EXERCISE GOAL. Give the entries again exactly, every one of them.
============
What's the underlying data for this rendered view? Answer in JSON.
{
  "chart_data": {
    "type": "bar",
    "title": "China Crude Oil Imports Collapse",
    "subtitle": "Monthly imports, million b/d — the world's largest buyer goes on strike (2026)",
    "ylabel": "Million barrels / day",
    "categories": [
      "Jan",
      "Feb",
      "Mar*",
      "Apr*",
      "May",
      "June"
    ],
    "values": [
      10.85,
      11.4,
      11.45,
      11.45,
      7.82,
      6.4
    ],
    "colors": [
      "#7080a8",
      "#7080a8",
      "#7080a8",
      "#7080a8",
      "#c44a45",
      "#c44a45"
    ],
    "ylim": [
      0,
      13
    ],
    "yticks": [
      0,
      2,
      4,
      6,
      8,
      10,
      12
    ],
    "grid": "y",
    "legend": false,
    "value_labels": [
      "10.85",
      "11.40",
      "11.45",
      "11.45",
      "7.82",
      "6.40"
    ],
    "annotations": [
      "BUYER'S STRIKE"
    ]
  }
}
============
RESULT OF THIS EXERCISE.
What's the underlying data for this rendered view? Answer in JSON.
{
  "chart_data": {
    "type": "bar",
    "title": "China Crude Oil Imports Collapse",
    "subtitle": "Monthly imports, million b/d — the world's largest buyer goes on strike (2026)",
    "ylabel": "Million barrels / day",
    "categories": [
      "Jan",
      "Feb",
      "Mar*",
      "Apr*",
      "May",
      "June"
    ],
    "values": [
      10.85,
      11.4,
      11.45,
      11.45,
      7.82,
      6.4
    ],
    "colors": [
      "#7080a8",
      "#7080a8",
      "#7080a8",
      "#7080a8",
      "#c44a45",
      "#c44a45"
    ],
    "ylim": [
      0,
      13
    ],
    "yticks": [
      0,
      2,
      4,
      6,
      8,
      10,
      12
    ],
    "grid": "y",
    "legend": false,
    "value_labels": [
      "10.85",
      "11.40",
      "11.45",
      "11.45",
      "7.82",
      "6.40"
    ],
    "annotations": [
      "BUYER'S STRIKE"
    ]
  }
}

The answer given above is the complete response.